### [OBJECTIVE]
Set down the material once more, exactly as it appears.

### [Source records]
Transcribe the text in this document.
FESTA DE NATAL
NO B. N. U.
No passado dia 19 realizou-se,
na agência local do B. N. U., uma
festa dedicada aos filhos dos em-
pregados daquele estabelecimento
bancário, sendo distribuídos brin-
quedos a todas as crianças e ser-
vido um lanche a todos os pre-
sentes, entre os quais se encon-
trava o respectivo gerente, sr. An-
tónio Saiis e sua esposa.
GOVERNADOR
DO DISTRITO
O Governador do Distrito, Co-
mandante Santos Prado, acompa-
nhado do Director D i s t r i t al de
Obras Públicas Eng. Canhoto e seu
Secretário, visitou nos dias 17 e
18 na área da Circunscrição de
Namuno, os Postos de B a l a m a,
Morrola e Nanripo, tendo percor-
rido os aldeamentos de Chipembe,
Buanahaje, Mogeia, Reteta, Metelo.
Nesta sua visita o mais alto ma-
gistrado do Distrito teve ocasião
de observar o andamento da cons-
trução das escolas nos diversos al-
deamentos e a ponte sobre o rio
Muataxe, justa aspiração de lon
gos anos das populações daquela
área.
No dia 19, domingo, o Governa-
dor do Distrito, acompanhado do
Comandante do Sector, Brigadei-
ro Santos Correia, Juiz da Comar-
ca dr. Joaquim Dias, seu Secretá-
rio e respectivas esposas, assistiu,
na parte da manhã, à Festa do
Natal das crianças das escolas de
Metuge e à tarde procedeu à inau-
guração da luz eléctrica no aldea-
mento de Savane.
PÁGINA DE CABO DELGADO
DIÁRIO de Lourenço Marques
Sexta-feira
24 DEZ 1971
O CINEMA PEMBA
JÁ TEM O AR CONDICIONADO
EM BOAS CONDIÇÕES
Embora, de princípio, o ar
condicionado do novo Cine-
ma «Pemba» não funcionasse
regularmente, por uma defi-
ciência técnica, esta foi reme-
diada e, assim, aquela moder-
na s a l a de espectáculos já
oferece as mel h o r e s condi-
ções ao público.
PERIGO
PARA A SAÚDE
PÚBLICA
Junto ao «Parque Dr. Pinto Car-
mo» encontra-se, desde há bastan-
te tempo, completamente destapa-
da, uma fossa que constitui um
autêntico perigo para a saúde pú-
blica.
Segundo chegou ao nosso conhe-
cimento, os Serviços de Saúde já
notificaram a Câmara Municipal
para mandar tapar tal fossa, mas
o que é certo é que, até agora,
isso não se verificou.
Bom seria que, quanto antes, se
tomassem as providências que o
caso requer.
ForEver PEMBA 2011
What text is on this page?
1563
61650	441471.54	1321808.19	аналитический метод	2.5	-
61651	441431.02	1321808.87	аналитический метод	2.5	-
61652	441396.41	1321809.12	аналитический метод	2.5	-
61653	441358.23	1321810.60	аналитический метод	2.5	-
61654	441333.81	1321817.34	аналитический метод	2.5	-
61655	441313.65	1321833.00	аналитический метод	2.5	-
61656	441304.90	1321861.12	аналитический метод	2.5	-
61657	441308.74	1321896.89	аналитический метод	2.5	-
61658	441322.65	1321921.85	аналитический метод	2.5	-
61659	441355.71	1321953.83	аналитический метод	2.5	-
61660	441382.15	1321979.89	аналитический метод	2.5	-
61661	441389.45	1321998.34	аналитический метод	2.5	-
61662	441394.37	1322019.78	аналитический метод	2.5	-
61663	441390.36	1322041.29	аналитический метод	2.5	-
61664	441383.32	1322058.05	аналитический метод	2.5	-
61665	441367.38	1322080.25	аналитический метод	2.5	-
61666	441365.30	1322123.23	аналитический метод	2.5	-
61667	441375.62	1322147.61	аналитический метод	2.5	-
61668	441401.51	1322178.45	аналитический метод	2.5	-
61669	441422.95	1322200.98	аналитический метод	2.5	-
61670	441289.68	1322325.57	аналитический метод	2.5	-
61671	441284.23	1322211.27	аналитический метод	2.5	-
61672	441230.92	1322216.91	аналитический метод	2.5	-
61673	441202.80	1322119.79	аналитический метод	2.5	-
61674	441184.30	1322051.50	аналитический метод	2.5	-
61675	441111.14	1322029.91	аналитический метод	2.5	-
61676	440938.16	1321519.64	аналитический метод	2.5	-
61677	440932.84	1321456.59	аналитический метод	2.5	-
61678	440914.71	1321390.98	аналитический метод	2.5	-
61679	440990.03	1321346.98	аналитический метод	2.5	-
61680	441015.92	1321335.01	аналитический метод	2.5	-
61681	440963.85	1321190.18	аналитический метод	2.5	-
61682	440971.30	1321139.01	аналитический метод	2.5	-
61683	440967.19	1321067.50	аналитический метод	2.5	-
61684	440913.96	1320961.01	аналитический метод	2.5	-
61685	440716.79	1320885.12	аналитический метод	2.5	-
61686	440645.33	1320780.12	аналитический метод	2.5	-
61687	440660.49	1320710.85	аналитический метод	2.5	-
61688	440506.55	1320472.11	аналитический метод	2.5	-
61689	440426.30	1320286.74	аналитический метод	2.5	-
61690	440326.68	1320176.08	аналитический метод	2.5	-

### [COMPLETE RESPONSE]
Transcribe the text in this document.
FESTA DE NATAL
NO B. N. U.
No passado dia 19 realizou-se,
na agência local do B. N. U., uma
festa dedicada aos filhos dos em-
pregados daquele estabelecimento
bancário, sendo distribuídos brin-
quedos a todas as crianças e ser-
vido um lanche a todos os pre-
sentes, entre os quais se encon-
trava o respectivo gerente, sr. An-
tónio Saiis e sua esposa.
GOVERNADOR
DO DISTRITO
O Governador do Distrito, Co-
mandante Santos Prado, acompa-
nhado do Director D i s t r i t al de
Obras Públicas Eng. Canhoto e seu
Secretário, visitou nos dias 17 e
18 na área da Circunscrição de
Namuno, os Postos de B a l a m a,
Morrola e Nanripo, tendo percor-
rido os aldeamentos de Chipembe,
Buanahaje, Mogeia, Reteta, Metelo.
Nesta sua visita o mais alto ma-
gistrado do Distrito teve ocasião
de observar o andamento da cons-
trução das escolas nos diversos al-
deamentos e a ponte sobre o rio
Muataxe, justa aspiração de lon
gos anos das populações daquela
área.
No dia 19, domingo, o Governa-
dor do Distrito, acompanhado do
Comandante do Sector, Brigadei-
ro Santos Correia, Juiz da Comar-
ca dr. Joaquim Dias, seu Secretá-
rio e respectivas esposas, assistiu,
na parte da manhã, à Festa do
Natal das crianças das escolas de
Metuge e à tarde procedeu à inau-
guração da luz eléctrica no aldea-
mento de Savane.
PÁGINA DE CABO DELGADO
DIÁRIO de Lourenço Marques
Sexta-feira
24 DEZ 1971
O CINEMA PEMBA
JÁ TEM O AR CONDICIONADO
EM BOAS CONDIÇÕES
Embora, de princípio, o ar
condicionado do novo Cine-
ma «Pemba» não funcionasse
regularmente, por uma defi-
ciência técnica, esta foi reme-
diada e, assim, aquela moder-
na s a l a de espectáculos já
oferece as mel h o r e s condi-
ções ao público.
PERIGO
PARA A SAÚDE
PÚBLICA
Junto ao «Parque Dr. Pinto Car-
mo» encontra-se, desde há bastan-
te tempo, completamente destapa-
da, uma fossa que constitui um
autêntico perigo para a saúde pú-
blica.
Segundo chegou ao nosso conhe-
cimento, os Serviços de Saúde já
notificaram a Câmara Municipal
para mandar tapar tal fossa, mas
o que é certo é que, até agora,
isso não se verificou.
Bom seria que, quanto antes, se
tomassem as providências que o
caso requer.
ForEver PEMBA 2011
What text is on this page?
1563
61650	441471.54	1321808.19	аналитический метод	2.5	-
61651	441431.02	1321808.87	аналитический метод	2.5	-
61652	441396.41	1321809.12	аналитический метод	2.5	-
61653	441358.23	1321810.60	аналитический метод	2.5	-
61654	441333.81	1321817.34	аналитический метод	2.5	-
61655	441313.65	1321833.00	аналитический метод	2.5	-
61656	441304.90	1321861.12	аналитический метод	2.5	-
61657	441308.74	1321896.89	аналитический метод	2.5	-
61658	441322.65	1321921.85	аналитический метод	2.5	-
61659	441355.71	1321953.83	аналитический метод	2.5	-
61660	441382.15	1321979.89	аналитический метод	2.5	-
61661	441389.45	1321998.34	аналитический метод	2.5	-
61662	441394.37	1322019.78	аналитический метод	2.5	-
61663	441390.36	1322041.29	аналитический метод	2.5	-
61664	441383.32	1322058.05	аналитический метод	2.5	-
61665	441367.38	1322080.25	аналитический метод	2.5	-
61666	441365.30	1322123.23	аналитический метод	2.5	-
61667	441375.62	1322147.61	аналитический метод	2.5	-
61668	441401.51	1322178.45	аналитический метод	2.5	-
61669	441422.95	1322200.98	аналитический метод	2.5	-
61670	441289.68	1322325.57	аналитический метод	2.5	-
61671	441284.23	1322211.27	аналитический метод	2.5	-
61672	441230.92	1322216.91	аналитический метод	2.5	-
61673	441202.80	1322119.79	аналитический метод	2.5	-
61674	441184.30	1322051.50	аналитический метод	2.5	-
61675	441111.14	1322029.91	аналитический метод	2.5	-
61676	440938.16	1321519.64	аналитический метод	2.5	-
61677	440932.84	1321456.59	аналитический метод	2.5	-
61678	440914.71	1321390.98	аналитический метод	2.5	-
61679	440990.03	1321346.98	аналитический метод	2.5	-
61680	441015.92	1321335.01	аналитический метод	2.5	-
61681	440963.85	1321190.18	аналитический метод	2.5	-
61682	440971.30	1321139.01	аналитический метод	2.5	-
61683	440967.19	1321067.50	аналитический метод	2.5	-
61684	440913.96	1320961.01	аналитический метод	2.5	-
61685	440716.79	1320885.12	аналитический метод	2.5	-
61686	440645.33	1320780.12	аналитический метод	2.5	-
61687	440660.49	1320710.85	аналитический метод	2.5	-
61688	440506.55	1320472.11	аналитический метод	2.5	-
61689	440426.30	1320286.74	аналитический метод	2.5	-
61690	440326.68	1320176.08	аналитический метод	2.5	-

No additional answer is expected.